> [Problem to solve]
Reproduce the data verbatim, from the line containing "anomaly-cell [558,63,561,65]" through the line containing "anomaly-cell [535,319,539,323]", including both of those lines.

> [Dataset content]
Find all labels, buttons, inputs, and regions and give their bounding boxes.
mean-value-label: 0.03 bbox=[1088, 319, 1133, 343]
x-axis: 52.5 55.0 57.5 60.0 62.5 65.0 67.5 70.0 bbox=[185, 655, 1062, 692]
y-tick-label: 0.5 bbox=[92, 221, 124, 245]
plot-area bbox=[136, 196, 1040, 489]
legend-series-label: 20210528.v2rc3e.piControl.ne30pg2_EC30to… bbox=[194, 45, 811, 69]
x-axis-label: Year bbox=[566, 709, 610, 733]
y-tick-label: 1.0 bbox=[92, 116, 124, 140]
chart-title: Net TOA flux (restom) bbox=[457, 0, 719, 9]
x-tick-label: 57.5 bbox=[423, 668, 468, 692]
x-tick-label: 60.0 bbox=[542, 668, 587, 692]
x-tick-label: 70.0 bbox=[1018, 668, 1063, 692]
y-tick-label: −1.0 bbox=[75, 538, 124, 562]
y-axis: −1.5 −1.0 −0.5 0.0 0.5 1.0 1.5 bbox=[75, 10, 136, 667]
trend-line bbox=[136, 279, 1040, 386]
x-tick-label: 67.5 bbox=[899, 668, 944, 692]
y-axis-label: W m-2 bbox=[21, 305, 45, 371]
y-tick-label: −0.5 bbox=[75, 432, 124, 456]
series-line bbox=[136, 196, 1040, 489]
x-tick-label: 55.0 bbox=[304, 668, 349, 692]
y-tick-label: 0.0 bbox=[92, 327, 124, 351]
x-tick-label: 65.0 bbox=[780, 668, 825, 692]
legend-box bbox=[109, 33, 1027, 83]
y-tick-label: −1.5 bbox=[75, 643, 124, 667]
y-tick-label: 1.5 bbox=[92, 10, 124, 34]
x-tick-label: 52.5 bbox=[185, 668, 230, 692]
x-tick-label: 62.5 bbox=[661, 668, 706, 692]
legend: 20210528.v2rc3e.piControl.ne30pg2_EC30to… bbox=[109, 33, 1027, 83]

...

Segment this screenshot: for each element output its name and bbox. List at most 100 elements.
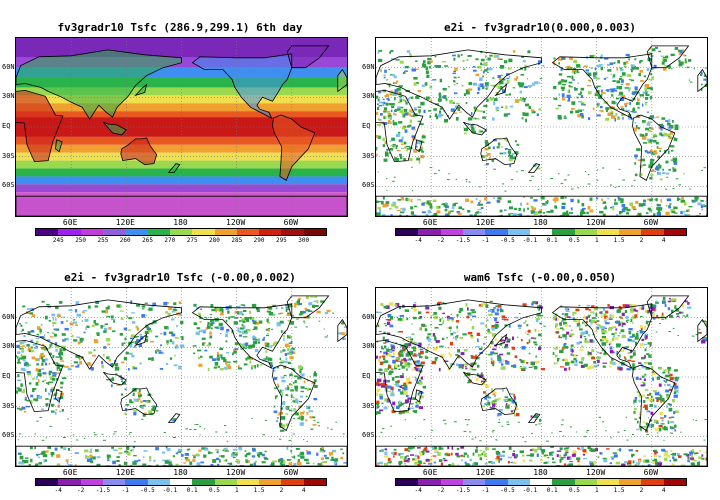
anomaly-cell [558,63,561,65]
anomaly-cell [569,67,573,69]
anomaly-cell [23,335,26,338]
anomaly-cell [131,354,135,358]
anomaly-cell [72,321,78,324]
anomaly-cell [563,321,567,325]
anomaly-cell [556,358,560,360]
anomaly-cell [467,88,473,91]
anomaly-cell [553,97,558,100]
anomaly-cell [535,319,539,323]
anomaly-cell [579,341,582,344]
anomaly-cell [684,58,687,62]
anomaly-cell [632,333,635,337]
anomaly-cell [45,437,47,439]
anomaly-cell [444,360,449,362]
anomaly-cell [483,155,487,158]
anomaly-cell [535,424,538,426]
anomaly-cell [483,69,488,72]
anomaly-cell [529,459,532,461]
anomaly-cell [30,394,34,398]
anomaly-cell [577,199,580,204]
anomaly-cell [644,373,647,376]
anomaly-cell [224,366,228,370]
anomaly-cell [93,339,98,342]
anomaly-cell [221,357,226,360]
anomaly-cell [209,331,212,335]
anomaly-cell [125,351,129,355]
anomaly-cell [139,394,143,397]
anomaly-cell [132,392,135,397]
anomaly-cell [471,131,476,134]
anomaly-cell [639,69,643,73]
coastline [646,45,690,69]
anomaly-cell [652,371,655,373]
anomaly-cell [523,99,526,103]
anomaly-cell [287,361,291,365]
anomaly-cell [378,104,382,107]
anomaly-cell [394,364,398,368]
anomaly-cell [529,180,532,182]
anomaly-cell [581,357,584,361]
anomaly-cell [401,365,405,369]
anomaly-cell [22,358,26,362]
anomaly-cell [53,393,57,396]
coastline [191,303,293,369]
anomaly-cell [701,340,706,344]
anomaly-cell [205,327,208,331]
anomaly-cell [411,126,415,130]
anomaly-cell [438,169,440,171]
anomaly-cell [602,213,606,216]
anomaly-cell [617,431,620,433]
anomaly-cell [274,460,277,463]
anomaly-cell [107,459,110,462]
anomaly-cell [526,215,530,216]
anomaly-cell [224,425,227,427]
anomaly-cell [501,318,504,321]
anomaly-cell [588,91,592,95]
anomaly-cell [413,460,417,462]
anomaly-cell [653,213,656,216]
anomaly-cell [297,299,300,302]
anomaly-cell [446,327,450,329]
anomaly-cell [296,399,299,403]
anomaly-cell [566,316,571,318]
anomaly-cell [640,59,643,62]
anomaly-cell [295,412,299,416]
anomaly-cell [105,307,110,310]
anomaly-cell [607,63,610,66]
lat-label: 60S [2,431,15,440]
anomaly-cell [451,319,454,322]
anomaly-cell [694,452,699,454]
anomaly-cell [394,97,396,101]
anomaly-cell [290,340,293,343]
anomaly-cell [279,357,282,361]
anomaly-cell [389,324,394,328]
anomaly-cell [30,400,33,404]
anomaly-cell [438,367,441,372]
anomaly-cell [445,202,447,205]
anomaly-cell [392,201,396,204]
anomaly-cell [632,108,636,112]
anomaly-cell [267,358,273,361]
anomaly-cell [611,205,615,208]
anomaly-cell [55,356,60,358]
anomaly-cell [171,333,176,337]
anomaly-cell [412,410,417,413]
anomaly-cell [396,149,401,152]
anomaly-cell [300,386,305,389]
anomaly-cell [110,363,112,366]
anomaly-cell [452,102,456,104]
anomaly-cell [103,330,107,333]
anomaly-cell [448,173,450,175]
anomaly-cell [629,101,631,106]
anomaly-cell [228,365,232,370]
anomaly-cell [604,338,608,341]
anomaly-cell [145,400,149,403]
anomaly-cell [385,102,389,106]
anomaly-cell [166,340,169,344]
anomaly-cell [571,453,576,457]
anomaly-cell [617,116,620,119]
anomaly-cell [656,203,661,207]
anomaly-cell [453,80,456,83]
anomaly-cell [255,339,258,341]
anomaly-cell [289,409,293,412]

> [Solved problem]
anomaly-cell [558,63,561,65]
anomaly-cell [569,67,573,69]
anomaly-cell [23,335,26,338]
anomaly-cell [131,354,135,358]
anomaly-cell [72,321,78,324]
anomaly-cell [563,321,567,325]
anomaly-cell [556,358,560,360]
anomaly-cell [467,88,473,91]
anomaly-cell [553,97,558,100]
anomaly-cell [535,319,539,323]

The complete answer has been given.